:: WHAT IS EXPECTED ::
Restate the entries word for word, omitting nothing.

[DATA LINES start]

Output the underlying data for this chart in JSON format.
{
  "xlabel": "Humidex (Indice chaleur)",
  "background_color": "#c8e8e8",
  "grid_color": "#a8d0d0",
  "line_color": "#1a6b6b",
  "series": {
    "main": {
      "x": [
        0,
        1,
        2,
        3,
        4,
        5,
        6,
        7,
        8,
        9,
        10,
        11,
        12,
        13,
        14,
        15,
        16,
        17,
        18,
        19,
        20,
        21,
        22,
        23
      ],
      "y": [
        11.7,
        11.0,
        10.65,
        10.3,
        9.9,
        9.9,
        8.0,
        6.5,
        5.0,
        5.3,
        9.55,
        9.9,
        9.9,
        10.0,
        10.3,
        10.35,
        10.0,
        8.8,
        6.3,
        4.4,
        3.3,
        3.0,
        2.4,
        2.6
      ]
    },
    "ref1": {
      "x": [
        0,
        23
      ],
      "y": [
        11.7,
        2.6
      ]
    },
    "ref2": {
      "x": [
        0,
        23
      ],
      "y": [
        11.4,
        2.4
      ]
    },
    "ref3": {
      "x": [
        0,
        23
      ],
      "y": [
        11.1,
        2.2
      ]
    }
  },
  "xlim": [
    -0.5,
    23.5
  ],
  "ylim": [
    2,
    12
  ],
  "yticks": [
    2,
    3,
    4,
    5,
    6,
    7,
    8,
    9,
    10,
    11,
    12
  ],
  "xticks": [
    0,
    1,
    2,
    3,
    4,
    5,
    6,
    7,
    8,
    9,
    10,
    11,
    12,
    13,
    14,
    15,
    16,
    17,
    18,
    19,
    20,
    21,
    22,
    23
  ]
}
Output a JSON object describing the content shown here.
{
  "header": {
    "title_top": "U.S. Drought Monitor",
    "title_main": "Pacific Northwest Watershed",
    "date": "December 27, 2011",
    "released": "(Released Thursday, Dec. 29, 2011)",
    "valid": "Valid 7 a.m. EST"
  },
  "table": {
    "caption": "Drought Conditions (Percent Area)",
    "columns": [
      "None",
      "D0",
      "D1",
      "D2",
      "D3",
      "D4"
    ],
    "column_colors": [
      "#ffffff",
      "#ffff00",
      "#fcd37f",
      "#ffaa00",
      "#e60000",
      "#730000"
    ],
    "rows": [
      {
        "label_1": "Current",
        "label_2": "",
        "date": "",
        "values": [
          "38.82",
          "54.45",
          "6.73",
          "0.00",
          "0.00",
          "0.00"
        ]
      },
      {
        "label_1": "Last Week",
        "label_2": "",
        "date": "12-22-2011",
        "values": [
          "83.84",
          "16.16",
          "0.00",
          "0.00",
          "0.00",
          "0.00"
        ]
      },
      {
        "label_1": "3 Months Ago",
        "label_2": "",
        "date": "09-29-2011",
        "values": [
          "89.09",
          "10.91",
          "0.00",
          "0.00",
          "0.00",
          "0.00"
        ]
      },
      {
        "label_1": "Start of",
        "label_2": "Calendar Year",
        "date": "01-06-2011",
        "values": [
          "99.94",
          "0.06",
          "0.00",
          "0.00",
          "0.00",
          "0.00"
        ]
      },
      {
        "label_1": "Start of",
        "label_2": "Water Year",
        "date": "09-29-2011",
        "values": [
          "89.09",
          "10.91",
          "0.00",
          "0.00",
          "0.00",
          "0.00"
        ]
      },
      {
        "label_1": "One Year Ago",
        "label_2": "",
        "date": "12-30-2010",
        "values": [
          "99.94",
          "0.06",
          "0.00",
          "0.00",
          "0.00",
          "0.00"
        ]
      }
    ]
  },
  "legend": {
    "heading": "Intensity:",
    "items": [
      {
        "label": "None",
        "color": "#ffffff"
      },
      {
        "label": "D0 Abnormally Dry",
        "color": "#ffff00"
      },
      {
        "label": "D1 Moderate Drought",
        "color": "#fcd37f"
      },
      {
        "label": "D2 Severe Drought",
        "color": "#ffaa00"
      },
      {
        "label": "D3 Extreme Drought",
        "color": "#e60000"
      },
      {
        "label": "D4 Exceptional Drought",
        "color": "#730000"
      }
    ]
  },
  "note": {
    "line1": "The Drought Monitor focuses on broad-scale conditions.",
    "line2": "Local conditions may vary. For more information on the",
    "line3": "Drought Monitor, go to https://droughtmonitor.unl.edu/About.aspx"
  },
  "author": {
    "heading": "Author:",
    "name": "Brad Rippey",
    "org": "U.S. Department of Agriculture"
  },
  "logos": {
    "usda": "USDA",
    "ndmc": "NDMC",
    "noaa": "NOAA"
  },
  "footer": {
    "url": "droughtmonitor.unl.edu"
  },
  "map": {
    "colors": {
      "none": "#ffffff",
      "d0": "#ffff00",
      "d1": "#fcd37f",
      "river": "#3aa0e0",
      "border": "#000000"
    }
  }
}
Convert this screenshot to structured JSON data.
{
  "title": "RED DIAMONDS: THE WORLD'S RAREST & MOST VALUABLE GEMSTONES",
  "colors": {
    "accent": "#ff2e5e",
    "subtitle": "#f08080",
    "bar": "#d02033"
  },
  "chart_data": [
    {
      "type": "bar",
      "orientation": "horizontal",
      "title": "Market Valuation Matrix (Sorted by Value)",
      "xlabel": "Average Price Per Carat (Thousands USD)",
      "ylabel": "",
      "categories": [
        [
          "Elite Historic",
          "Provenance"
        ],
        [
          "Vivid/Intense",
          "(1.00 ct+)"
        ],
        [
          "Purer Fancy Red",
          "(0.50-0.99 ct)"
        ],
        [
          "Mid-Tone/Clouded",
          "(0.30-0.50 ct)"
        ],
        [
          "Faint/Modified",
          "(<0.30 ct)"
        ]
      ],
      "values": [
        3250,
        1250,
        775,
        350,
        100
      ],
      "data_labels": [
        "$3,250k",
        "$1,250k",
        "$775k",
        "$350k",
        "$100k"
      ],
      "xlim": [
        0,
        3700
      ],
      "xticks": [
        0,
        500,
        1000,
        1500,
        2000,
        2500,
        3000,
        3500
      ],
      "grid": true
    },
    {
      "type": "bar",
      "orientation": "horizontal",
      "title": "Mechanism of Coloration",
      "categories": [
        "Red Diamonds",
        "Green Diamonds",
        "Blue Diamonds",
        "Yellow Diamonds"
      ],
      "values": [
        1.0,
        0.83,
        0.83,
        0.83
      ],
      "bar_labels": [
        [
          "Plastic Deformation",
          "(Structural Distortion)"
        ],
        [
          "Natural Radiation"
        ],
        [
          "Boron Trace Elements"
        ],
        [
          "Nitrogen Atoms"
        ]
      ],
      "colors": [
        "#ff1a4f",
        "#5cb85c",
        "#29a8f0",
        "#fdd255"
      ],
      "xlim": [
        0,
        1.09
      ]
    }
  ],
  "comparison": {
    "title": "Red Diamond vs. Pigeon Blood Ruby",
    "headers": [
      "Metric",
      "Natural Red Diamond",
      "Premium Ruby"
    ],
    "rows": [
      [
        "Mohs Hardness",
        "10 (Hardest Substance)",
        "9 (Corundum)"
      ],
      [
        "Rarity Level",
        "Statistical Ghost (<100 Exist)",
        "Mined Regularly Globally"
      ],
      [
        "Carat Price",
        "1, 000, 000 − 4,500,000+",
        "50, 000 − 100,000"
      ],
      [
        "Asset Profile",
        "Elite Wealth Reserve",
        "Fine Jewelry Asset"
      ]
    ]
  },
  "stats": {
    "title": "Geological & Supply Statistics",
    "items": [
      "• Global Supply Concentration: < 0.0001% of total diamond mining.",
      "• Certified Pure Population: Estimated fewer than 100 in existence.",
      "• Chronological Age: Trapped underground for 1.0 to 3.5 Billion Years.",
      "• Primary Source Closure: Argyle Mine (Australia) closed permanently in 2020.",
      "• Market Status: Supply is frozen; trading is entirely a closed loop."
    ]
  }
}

[DATA LINES end]

:: WRITTEN ANSWER ::
Output the underlying data for this chart in JSON format.
{
  "xlabel": "Humidex (Indice chaleur)",
  "background_color": "#c8e8e8",
  "grid_color": "#a8d0d0",
  "line_color": "#1a6b6b",
  "series": {
    "main": {
      "x": [
        0,
        1,
        2,
        3,
        4,
        5,
        6,
        7,
        8,
        9,
        10,
        11,
        12,
        13,
        14,
        15,
        16,
        17,
        18,
        19,
        20,
        21,
        22,
        23
      ],
      "y": [
        11.7,
        11.0,
        10.65,
        10.3,
        9.9,
        9.9,
        8.0,
        6.5,
        5.0,
        5.3,
        9.55,
        9.9,
        9.9,
        10.0,
        10.3,
        10.35,
        10.0,
        8.8,
        6.3,
        4.4,
        3.3,
        3.0,
        2.4,
        2.6
      ]
    },
    "ref1": {
      "x": [
        0,
        23
      ],
      "y": [
        11.7,
        2.6
      ]
    },
    "ref2": {
      "x": [
        0,
        23
      ],
      "y": [
        11.4,
        2.4
      ]
    },
    "ref3": {
      "x": [
        0,
        23
      ],
      "y": [
        11.1,
        2.2
      ]
    }
  },
  "xlim": [
    -0.5,
    23.5
  ],
  "ylim": [
    2,
    12
  ],
  "yticks": [
    2,
    3,
    4,
    5,
    6,
    7,
    8,
    9,
    10,
    11,
    12
  ],
  "xticks": [
    0,
    1,
    2,
    3,
    4,
    5,
    6,
    7,
    8,
    9,
    10,
    11,
    12,
    13,
    14,
    15,
    16,
    17,
    18,
    19,
    20,
    21,
    22,
    23
  ]
}
Output a JSON object describing the content shown here.
{
  "header": {
    "title_top": "U.S. Drought Monitor",
    "title_main": "Pacific Northwest Watershed",
    "date": "December 27, 2011",
    "released": "(Released Thursday, Dec. 29, 2011)",
    "valid": "Valid 7 a.m. EST"
  },
  "table": {
    "caption": "Drought Conditions (Percent Area)",
    "columns": [
      "None",
      "D0",
      "D1",
      "D2",
      "D3",
      "D4"
    ],
    "column_colors": [
      "#ffffff",
      "#ffff00",
      "#fcd37f",
      "#ffaa00",
      "#e60000",
      "#730000"
    ],
    "rows": [
      {
        "label_1": "Current",
        "label_2": "",
        "date": "",
        "values": [
          "38.82",
          "54.45",
          "6.73",
          "0.00",
          "0.00",
          "0.00"
        ]
      },
      {
        "label_1": "Last Week",
        "label_2": "",
        "date": "12-22-2011",
        "values": [
          "83.84",
          "16.16",
          "0.00",
          "0.00",
          "0.00",
          "0.00"
        ]
      },
      {
        "label_1": "3 Months Ago",
        "label_2": "",
        "date": "09-29-2011",
        "values": [
          "89.09",
          "10.91",
          "0.00",
          "0.00",
          "0.00",
          "0.00"
        ]
      },
      {
        "label_1": "Start of",
        "label_2": "Calendar Year",
        "date": "01-06-2011",
        "values": [
          "99.94",
          "0.06",
          "0.00",
          "0.00",
          "0.00",
          "0.00"
        ]
      },
      {
        "label_1": "Start of",
        "label_2": "Water Year",
        "date": "09-29-2011",
        "values": [
          "89.09",
          "10.91",
          "0.00",
          "0.00",
          "0.00",
          "0.00"
        ]
      },
      {
        "label_1": "One Year Ago",
        "label_2": "",
        "date": "12-30-2010",
        "values": [
          "99.94",
          "0.06",
          "0.00",
          "0.00",
          "0.00",
          "0.00"
        ]
      }
    ]
  },
  "legend": {
    "heading": "Intensity:",
    "items": [
      {
        "label": "None",
        "color": "#ffffff"
      },
      {
        "label": "D0 Abnormally Dry",
        "color": "#ffff00"
      },
      {
        "label": "D1 Moderate Drought",
        "color": "#fcd37f"
      },
      {
        "label": "D2 Severe Drought",
        "color": "#ffaa00"
      },
      {
        "label": "D3 Extreme Drought",
        "color": "#e60000"
      },
      {
        "label": "D4 Exceptional Drought",
        "color": "#730000"
      }
    ]
  },
  "note": {
    "line1": "The Drought Monitor focuses on broad-scale conditions.",
    "line2": "Local conditions may vary. For more information on the",
    "line3": "Drought Monitor, go to https://droughtmonitor.unl.edu/About.aspx"
  },
  "author": {
    "heading": "Author:",
    "name": "Brad Rippey",
    "org": "U.S. Department of Agriculture"
  },
  "logos": {
    "usda": "USDA",
    "ndmc": "NDMC",
    "noaa": "NOAA"
  },
  "footer": {
    "url": "droughtmonitor.unl.edu"
  },
  "map": {
    "colors": {
      "none": "#ffffff",
      "d0": "#ffff00",
      "d1": "#fcd37f",
      "river": "#3aa0e0",
      "border": "#000000"
    }
  }
}
Convert this screenshot to structured JSON data.
{
  "title": "RED DIAMONDS: THE WORLD'S RAREST & MOST VALUABLE GEMSTONES",
  "colors": {
    "accent": "#ff2e5e",
    "subtitle": "#f08080",
    "bar": "#d02033"
  },
  "chart_data": [
    {
      "type": "bar",
      "orientation": "horizontal",
      "title": "Market Valuation Matrix (Sorted by Value)",
      "xlabel": "Average Price Per Carat (Thousands USD)",
      "ylabel": "",
      "categories": [
        [
          "Elite Historic",
          "Provenance"
        ],
        [
          "Vivid/Intense",
          "(1.00 ct+)"
        ],
        [
          "Purer Fancy Red",
          "(0.50-0.99 ct)"
        ],
        [
          "Mid-Tone/Clouded",
          "(0.30-0.50 ct)"
        ],
        [
          "Faint/Modified",
          "(<0.30 ct)"
        ]
      ],
      "values": [
        3250,
        1250,
        775,
        350,
        100
      ],
      "data_labels": [
        "$3,250k",
        "$1,250k",
        "$775k",
        "$350k",
        "$100k"
      ],
      "xlim": [
        0,
        3700
      ],
      "xticks": [
        0,
        500,
        1000,
        1500,
        2000,
        2500,
        3000,
        3500
      ],
      "grid": true
    },
    {
      "type": "bar",
      "orientation": "horizontal",
      "title": "Mechanism of Coloration",
      "categories": [
        "Red Diamonds",
        "Green Diamonds",
        "Blue Diamonds",
        "Yellow Diamonds"
      ],
      "values": [
        1.0,
        0.83,
        0.83,
        0.83
      ],
      "bar_labels": [
        [
          "Plastic Deformation",
          "(Structural Distortion)"
        ],
        [
          "Natural Radiation"
        ],
        [
          "Boron Trace Elements"
        ],
        [
          "Nitrogen Atoms"
        ]
      ],
      "colors": [
        "#ff1a4f",
        "#5cb85c",
        "#29a8f0",
        "#fdd255"
      ],
      "xlim": [
        0,
        1.09
      ]
    }
  ],
  "comparison": {
    "title": "Red Diamond vs. Pigeon Blood Ruby",
    "headers": [
      "Metric",
      "Natural Red Diamond",
      "Premium Ruby"
    ],
    "rows": [
      [
        "Mohs Hardness",
        "10 (Hardest Substance)",
        "9 (Corundum)"
      ],
      [
        "Rarity Level",
        "Statistical Ghost (<100 Exist)",
        "Mined Regularly Globally"
      ],
      [
        "Carat Price",
        "1, 000, 000 − 4,500,000+",
        "50, 000 − 100,000"
      ],
      [
        "Asset Profile",
        "Elite Wealth Reserve",
        "Fine Jewelry Asset"
      ]
    ]
  },
  "stats": {
    "title": "Geological & Supply Statistics",
    "items": [
      "• Global Supply Concentration: < 0.0001% of total diamond mining.",
      "• Certified Pure Population: Estimated fewer than 100 in existence.",
      "• Chronological Age: Trapped underground for 1.0 to 3.5 Billion Years.",
      "• Primary Source Closure: Argyle Mine (Australia) closed permanently in 2020.",
      "• Market Status: Supply is frozen; trading is entirely a closed loop."
    ]
  }
}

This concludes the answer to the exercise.